-- AIM OF THE EXERCISE --
From the entries below, extract every line that includes the word "coordinate".

-- STORED DATA --
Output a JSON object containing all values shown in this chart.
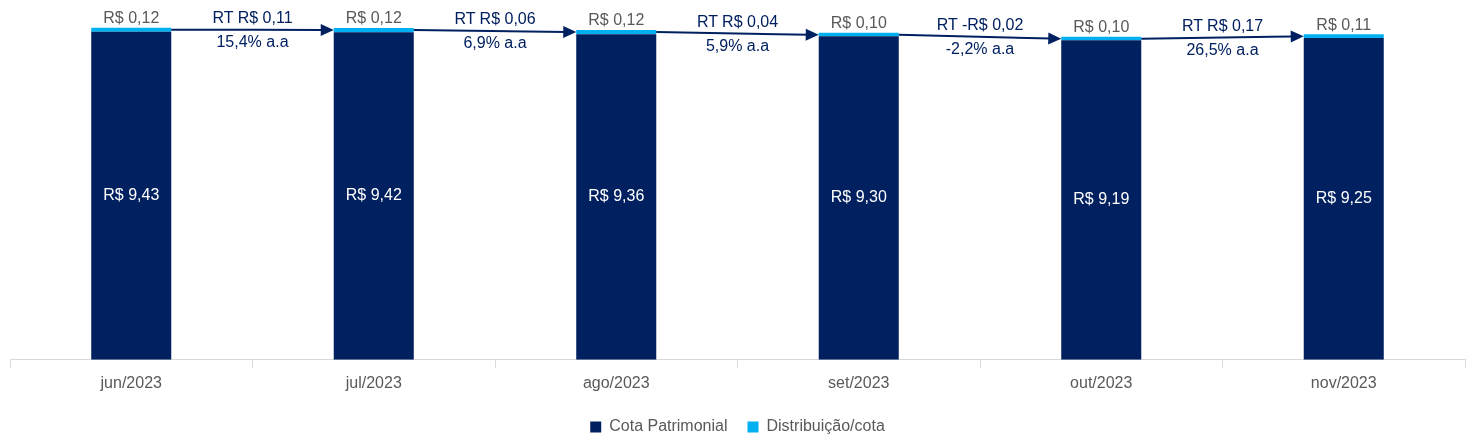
{
  "chart_data": {
    "type": "bar",
    "stacked": true,
    "categories": [
      "jun/2023",
      "jul/2023",
      "ago/2023",
      "set/2023",
      "out/2023",
      "nov/2023"
    ],
    "series": [
      {
        "name": "Cota Patrimonial",
        "color": "#002060",
        "values": [
          9.43,
          9.42,
          9.36,
          9.3,
          9.19,
          9.25
        ],
        "value_labels": [
          "R$ 9,43",
          "R$ 9,42",
          "R$ 9,36",
          "R$ 9,30",
          "R$ 9,19",
          "R$ 9,25"
        ]
      },
      {
        "name": "Distribuição/cota",
        "color": "#00b0f0",
        "values": [
          0.12,
          0.12,
          0.12,
          0.1,
          0.1,
          0.11
        ],
        "value_labels": [
          "R$ 0,12",
          "R$ 0,12",
          "R$ 0,12",
          "R$ 0,10",
          "R$ 0,10",
          "R$ 0,11"
        ]
      }
    ],
    "tick_labels": "x",
    "grid": false,
    "legend": "bottom",
    "annotations": [
      "RT R$ 0,11",
      "15,4% a.a",
      "RT R$ 0,06",
      "6,9% a.a",
      "RT R$ 0,04",
      "5,9% a.a",
      "RT -R$ 0,02",
      "-2,2% a.a",
      "RT R$ 0,17",
      "26,5% a.a"
    ]
  }
}
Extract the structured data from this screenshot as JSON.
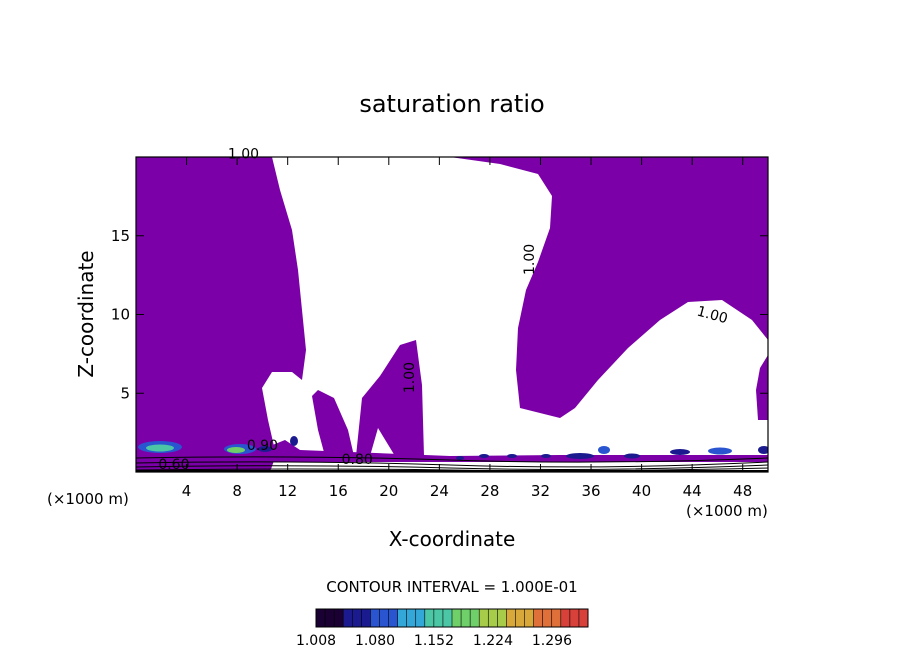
{
  "chart_data": {
    "type": "heatmap",
    "title": "saturation ratio",
    "xlabel": "X-coordinate",
    "ylabel": "Z-coordinate",
    "x_unit_left": "(×1000 m)",
    "x_unit_right": "(×1000 m)",
    "xlim": [
      0,
      50
    ],
    "ylim": [
      0,
      20
    ],
    "x_ticks": [
      4,
      8,
      12,
      16,
      20,
      24,
      28,
      32,
      36,
      40,
      44,
      48
    ],
    "y_ticks": [
      5,
      10,
      15
    ],
    "fill_color": "#7b00a8",
    "contour_labels": [
      {
        "text": "1.00",
        "x": 8.5,
        "y": 19.9,
        "rotate": 0
      },
      {
        "text": "1.00",
        "x": 31.5,
        "y": 13.5,
        "rotate": -90
      },
      {
        "text": "1.00",
        "x": 45.5,
        "y": 9.7,
        "rotate": 15
      },
      {
        "text": "1.00",
        "x": 22.0,
        "y": 6.0,
        "rotate": -90
      },
      {
        "text": "0.80",
        "x": 17.5,
        "y": 0.5,
        "rotate": 0
      },
      {
        "text": "0.60",
        "x": 3.0,
        "y": 0.2,
        "rotate": 0
      },
      {
        "text": "0.90",
        "x": 10.0,
        "y": 1.4,
        "rotate": 0
      }
    ],
    "contour_interval_text": "CONTOUR INTERVAL = 1.000E-01",
    "colorbar": {
      "min": 1.008,
      "max": 1.34,
      "tick_labels": [
        "1.008",
        "1.080",
        "1.152",
        "1.224",
        "1.296"
      ],
      "tick_values": [
        1.008,
        1.08,
        1.152,
        1.224,
        1.296
      ],
      "colors": [
        "#1a0033",
        "#1b1b8f",
        "#2a55d0",
        "#33a8d8",
        "#4cc7a6",
        "#6fd06a",
        "#a6cc4a",
        "#d9a83a",
        "#e0703a",
        "#d8403a"
      ]
    }
  }
}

-- CORRECT OUTPUT --
    "xlabel": "X-coordinate",
    "ylabel": "Z-coordinate",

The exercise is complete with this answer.